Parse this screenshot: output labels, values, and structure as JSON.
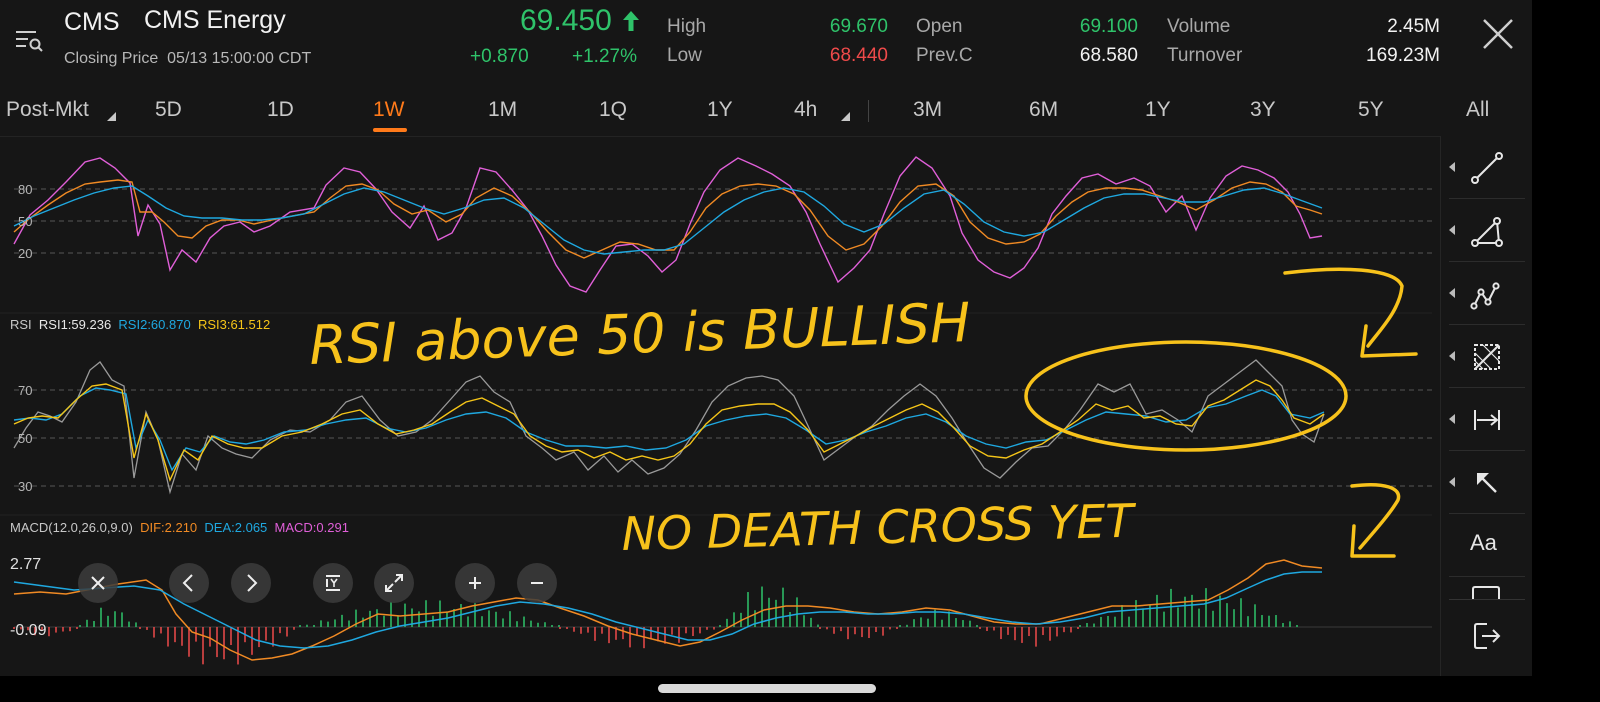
{
  "header": {
    "ticker": "CMS",
    "company": "CMS Energy",
    "closing_label": "Closing Price",
    "closing_time": "05/13 15:00:00 CDT",
    "price": "69.450",
    "change": "+0.870",
    "change_pct": "+1.27%",
    "stats": {
      "high_label": "High",
      "high": "69.670",
      "low_label": "Low",
      "low": "68.440",
      "open_label": "Open",
      "open": "69.100",
      "prevc_label": "Prev.C",
      "prevc": "68.580",
      "volume_label": "Volume",
      "volume": "2.45M",
      "turnover_label": "Turnover",
      "turnover": "169.23M"
    }
  },
  "tabs": [
    "Post-Mkt",
    "5D",
    "1D",
    "1W",
    "1M",
    "1Q",
    "1Y",
    "4h",
    "3M",
    "6M",
    "1Y",
    "3Y",
    "5Y",
    "All"
  ],
  "active_tab": "1W",
  "colors": {
    "up": "#2fc36a",
    "down": "#ef4a4a",
    "accent": "#ff7a1a",
    "kdj_k": "#e05fd8",
    "kdj_d": "#f08a24",
    "kdj_j": "#1fa8e0",
    "rsi1": "#cfcfcf",
    "rsi2": "#1fa8e0",
    "rsi3": "#f5c518",
    "dif": "#f08a24",
    "dea": "#1fa8e0",
    "annotation": "#f7c21b"
  },
  "kdj": {
    "y_labels": [
      "80",
      "50",
      "20"
    ]
  },
  "rsi": {
    "name": "RSI",
    "rsi1": "RSI1:59.236",
    "rsi2": "RSI2:60.870",
    "rsi3": "RSI3:61.512",
    "y_labels": [
      "70",
      "50",
      "30"
    ]
  },
  "macd": {
    "name": "MACD(12.0,26.0,9.0)",
    "dif": "DIF:2.210",
    "dea": "DEA:2.065",
    "macd": "MACD:0.291",
    "y_top": "2.77",
    "y_bottom": "-0.09"
  },
  "annotations": {
    "line1": "RSI above 50 is BULLISH",
    "line2": "NO DEATH CROSS YET"
  },
  "chart_controls": [
    "close-icon",
    "chevron-left-icon",
    "chevron-right-icon",
    "y-axis-icon",
    "expand-icon",
    "zoom-in-icon",
    "zoom-out-icon"
  ],
  "tools": [
    "line-tool-icon",
    "triangle-tool-icon",
    "pattern-tool-icon",
    "fib-tool-icon",
    "range-tool-icon",
    "arrow-tool-icon",
    "text-tool-icon",
    "rectangle-tool-icon",
    "exit-icon"
  ],
  "tool_text": "Aa"
}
---
**Written exercise:**
All of the records above must be copied exactly, except for the pictures.

**Solution below:**
Parse this screenshot: output labels, values, and structure as JSON.
{
  "header": {
    "ticker": "CMS",
    "company": "CMS Energy",
    "closing_label": "Closing Price",
    "closing_time": "05/13 15:00:00 CDT",
    "price": "69.450",
    "change": "+0.870",
    "change_pct": "+1.27%",
    "stats": {
      "high_label": "High",
      "high": "69.670",
      "low_label": "Low",
      "low": "68.440",
      "open_label": "Open",
      "open": "69.100",
      "prevc_label": "Prev.C",
      "prevc": "68.580",
      "volume_label": "Volume",
      "volume": "2.45M",
      "turnover_label": "Turnover",
      "turnover": "169.23M"
    }
  },
  "tabs": [
    "Post-Mkt",
    "5D",
    "1D",
    "1W",
    "1M",
    "1Q",
    "1Y",
    "4h",
    "3M",
    "6M",
    "1Y",
    "3Y",
    "5Y",
    "All"
  ],
  "active_tab": "1W",
  "colors": {
    "up": "#2fc36a",
    "down": "#ef4a4a",
    "accent": "#ff7a1a",
    "kdj_k": "#e05fd8",
    "kdj_d": "#f08a24",
    "kdj_j": "#1fa8e0",
    "rsi1": "#cfcfcf",
    "rsi2": "#1fa8e0",
    "rsi3": "#f5c518",
    "dif": "#f08a24",
    "dea": "#1fa8e0",
    "annotation": "#f7c21b"
  },
  "kdj": {
    "y_labels": [
      "80",
      "50",
      "20"
    ]
  },
  "rsi": {
    "name": "RSI",
    "rsi1": "RSI1:59.236",
    "rsi2": "RSI2:60.870",
    "rsi3": "RSI3:61.512",
    "y_labels": [
      "70",
      "50",
      "30"
    ]
  },
  "macd": {
    "name": "MACD(12.0,26.0,9.0)",
    "dif": "DIF:2.210",
    "dea": "DEA:2.065",
    "macd": "MACD:0.291",
    "y_top": "2.77",
    "y_bottom": "-0.09"
  },
  "annotations": {
    "line1": "RSI above 50 is BULLISH",
    "line2": "NO DEATH CROSS YET"
  },
  "chart_controls": [
    "close-icon",
    "chevron-left-icon",
    "chevron-right-icon",
    "y-axis-icon",
    "expand-icon",
    "zoom-in-icon",
    "zoom-out-icon"
  ],
  "tools": [
    "line-tool-icon",
    "triangle-tool-icon",
    "pattern-tool-icon",
    "fib-tool-icon",
    "range-tool-icon",
    "arrow-tool-icon",
    "text-tool-icon",
    "rectangle-tool-icon",
    "exit-icon"
  ],
  "tool_text": "Aa"
}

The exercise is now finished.